Task statement
Find all lines in the listing that include the word "this", then copy them.
________________________________________
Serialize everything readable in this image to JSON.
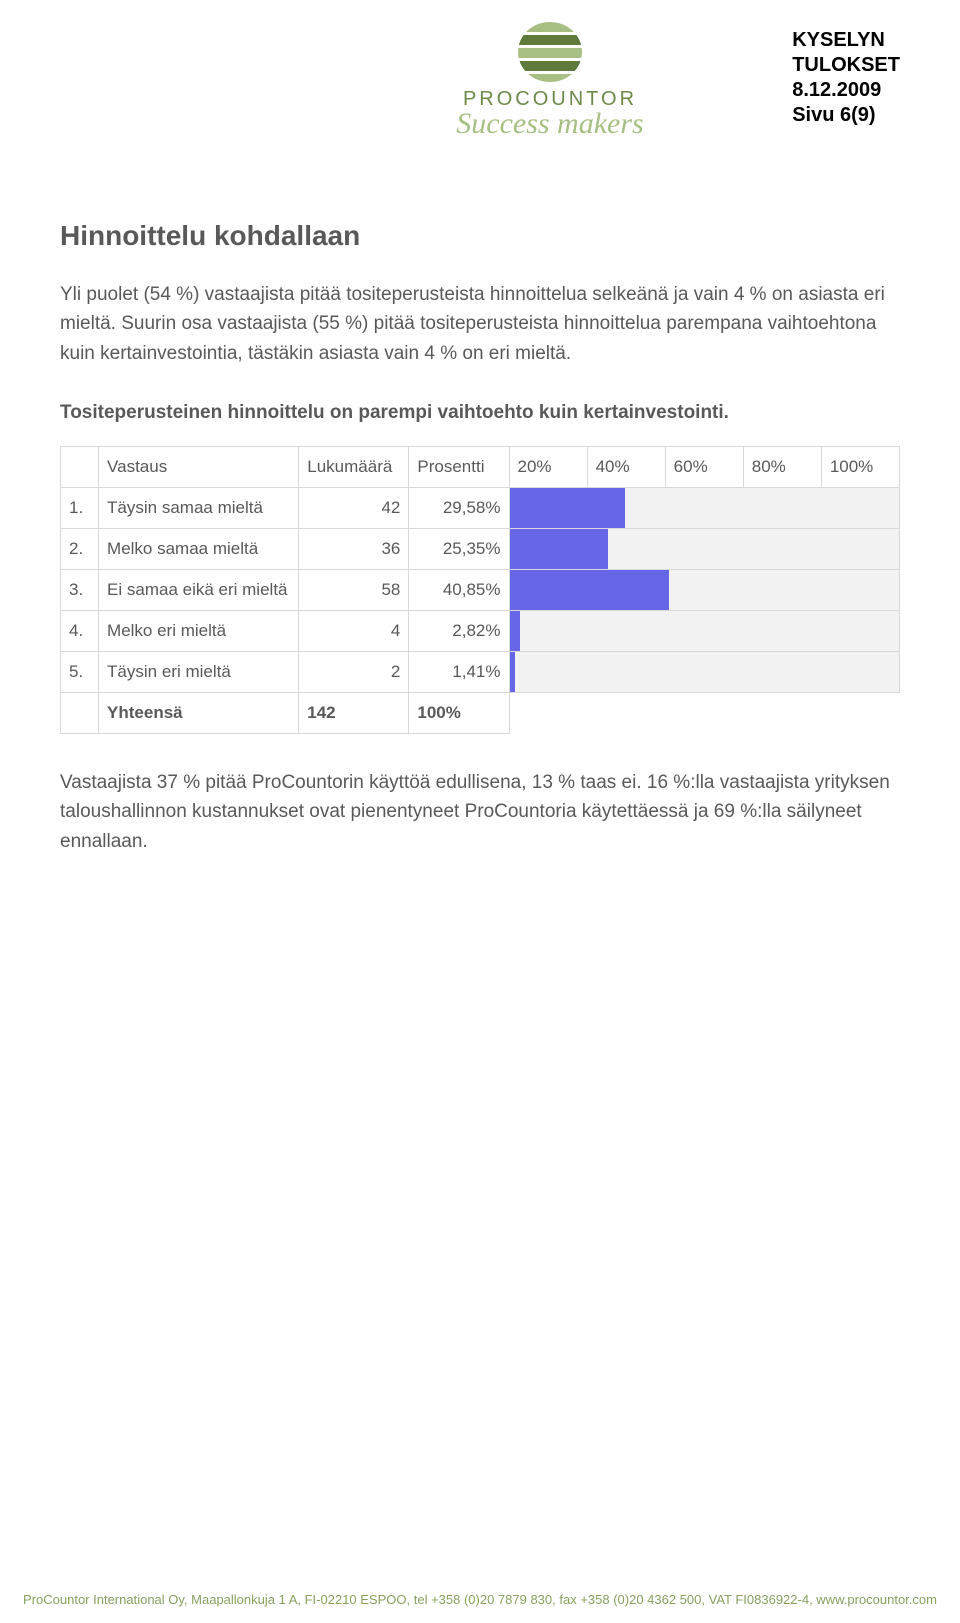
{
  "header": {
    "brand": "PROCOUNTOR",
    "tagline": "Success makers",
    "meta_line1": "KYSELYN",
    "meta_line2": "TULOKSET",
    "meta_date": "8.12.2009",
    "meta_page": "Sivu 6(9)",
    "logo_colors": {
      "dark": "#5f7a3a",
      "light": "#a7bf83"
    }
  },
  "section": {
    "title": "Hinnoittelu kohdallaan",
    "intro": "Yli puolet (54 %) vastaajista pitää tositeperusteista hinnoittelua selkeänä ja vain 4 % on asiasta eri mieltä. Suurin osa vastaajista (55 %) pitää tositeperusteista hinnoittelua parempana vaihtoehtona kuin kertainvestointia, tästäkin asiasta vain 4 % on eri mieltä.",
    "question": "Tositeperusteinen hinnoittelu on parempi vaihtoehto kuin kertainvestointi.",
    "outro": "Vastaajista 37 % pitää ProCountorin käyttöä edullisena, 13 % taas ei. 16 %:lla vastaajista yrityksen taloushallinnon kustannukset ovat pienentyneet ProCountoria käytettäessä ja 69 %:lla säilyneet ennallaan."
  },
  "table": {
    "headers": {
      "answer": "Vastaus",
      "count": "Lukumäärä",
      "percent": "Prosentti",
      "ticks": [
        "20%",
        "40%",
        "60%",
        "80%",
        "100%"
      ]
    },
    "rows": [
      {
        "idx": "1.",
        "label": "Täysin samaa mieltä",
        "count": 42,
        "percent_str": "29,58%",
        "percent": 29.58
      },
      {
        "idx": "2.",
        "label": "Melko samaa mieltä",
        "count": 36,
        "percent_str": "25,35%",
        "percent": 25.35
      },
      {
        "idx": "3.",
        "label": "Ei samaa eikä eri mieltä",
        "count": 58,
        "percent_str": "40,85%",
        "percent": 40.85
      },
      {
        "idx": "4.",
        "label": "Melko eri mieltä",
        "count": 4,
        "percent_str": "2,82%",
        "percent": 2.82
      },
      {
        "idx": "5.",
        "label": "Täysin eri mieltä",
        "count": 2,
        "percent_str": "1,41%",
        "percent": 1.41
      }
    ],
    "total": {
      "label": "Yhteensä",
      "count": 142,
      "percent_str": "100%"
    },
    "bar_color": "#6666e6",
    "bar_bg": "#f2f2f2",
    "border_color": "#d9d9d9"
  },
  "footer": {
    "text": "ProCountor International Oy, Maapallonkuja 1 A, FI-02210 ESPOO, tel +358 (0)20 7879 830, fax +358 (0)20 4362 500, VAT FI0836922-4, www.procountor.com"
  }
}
________________________________________
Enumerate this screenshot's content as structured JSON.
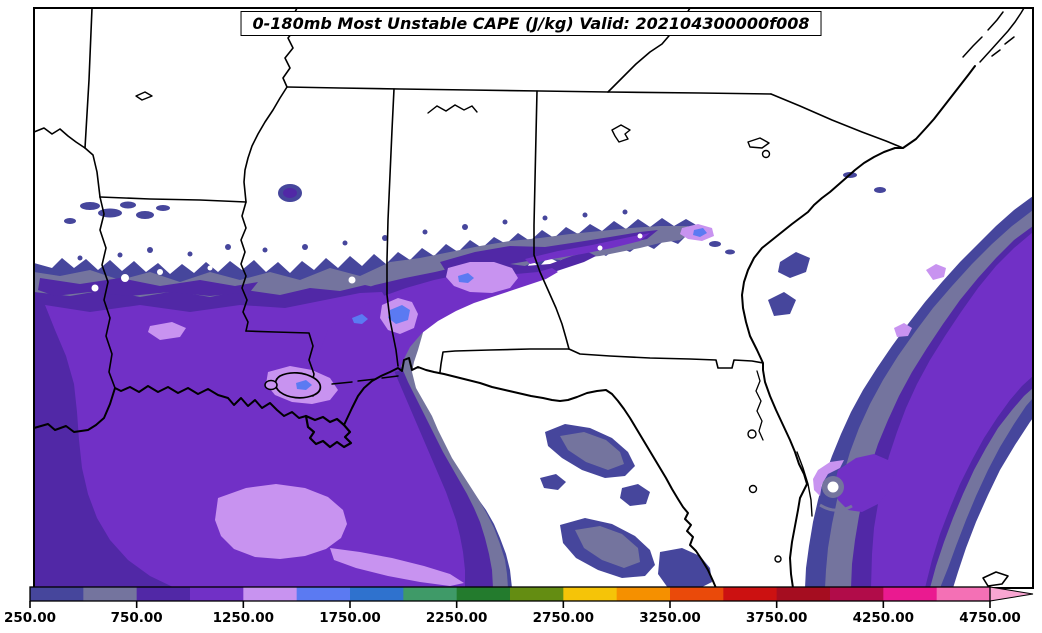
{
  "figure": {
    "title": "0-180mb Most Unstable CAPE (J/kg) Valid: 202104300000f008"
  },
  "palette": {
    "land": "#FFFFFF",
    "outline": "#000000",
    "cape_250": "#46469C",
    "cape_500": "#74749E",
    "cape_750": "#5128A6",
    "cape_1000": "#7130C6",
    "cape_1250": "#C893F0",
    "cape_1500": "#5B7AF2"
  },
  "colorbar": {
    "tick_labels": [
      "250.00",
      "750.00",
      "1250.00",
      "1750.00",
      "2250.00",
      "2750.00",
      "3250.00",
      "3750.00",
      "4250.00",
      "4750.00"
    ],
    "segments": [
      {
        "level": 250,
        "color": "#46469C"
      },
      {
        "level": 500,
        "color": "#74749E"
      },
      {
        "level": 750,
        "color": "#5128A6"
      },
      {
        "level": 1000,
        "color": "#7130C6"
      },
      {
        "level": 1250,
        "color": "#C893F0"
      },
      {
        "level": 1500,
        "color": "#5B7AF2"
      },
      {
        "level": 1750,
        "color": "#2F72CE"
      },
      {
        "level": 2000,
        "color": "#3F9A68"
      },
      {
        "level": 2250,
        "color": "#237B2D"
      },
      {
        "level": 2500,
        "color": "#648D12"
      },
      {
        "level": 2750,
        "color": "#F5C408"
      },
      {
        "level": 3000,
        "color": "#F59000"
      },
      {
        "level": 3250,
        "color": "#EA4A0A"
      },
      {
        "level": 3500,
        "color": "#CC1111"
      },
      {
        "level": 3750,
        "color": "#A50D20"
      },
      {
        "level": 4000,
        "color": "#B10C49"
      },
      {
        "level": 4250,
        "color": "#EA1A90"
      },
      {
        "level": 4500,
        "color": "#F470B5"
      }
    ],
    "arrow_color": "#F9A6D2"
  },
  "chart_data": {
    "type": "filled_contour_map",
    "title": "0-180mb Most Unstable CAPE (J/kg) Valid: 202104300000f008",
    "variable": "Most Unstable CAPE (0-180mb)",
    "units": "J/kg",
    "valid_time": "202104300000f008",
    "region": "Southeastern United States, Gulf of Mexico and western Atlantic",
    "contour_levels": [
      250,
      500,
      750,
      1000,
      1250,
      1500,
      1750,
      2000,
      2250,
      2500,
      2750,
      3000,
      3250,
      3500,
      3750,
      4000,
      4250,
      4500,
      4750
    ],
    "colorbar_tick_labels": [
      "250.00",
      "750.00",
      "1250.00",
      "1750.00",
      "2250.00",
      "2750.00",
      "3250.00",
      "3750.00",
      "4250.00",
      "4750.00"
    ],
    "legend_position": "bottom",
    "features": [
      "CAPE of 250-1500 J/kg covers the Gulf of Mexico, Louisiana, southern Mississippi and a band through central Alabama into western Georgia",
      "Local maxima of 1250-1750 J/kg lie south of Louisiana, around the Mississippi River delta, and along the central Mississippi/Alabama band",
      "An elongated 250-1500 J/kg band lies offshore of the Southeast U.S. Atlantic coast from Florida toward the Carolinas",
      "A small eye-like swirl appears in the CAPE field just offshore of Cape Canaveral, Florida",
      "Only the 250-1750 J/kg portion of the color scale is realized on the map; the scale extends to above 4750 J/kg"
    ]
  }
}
________________________________________
Answer to the exercise
Serialize everything readable in this image to JSON.
Enumerate this screenshot's content as structured JSON.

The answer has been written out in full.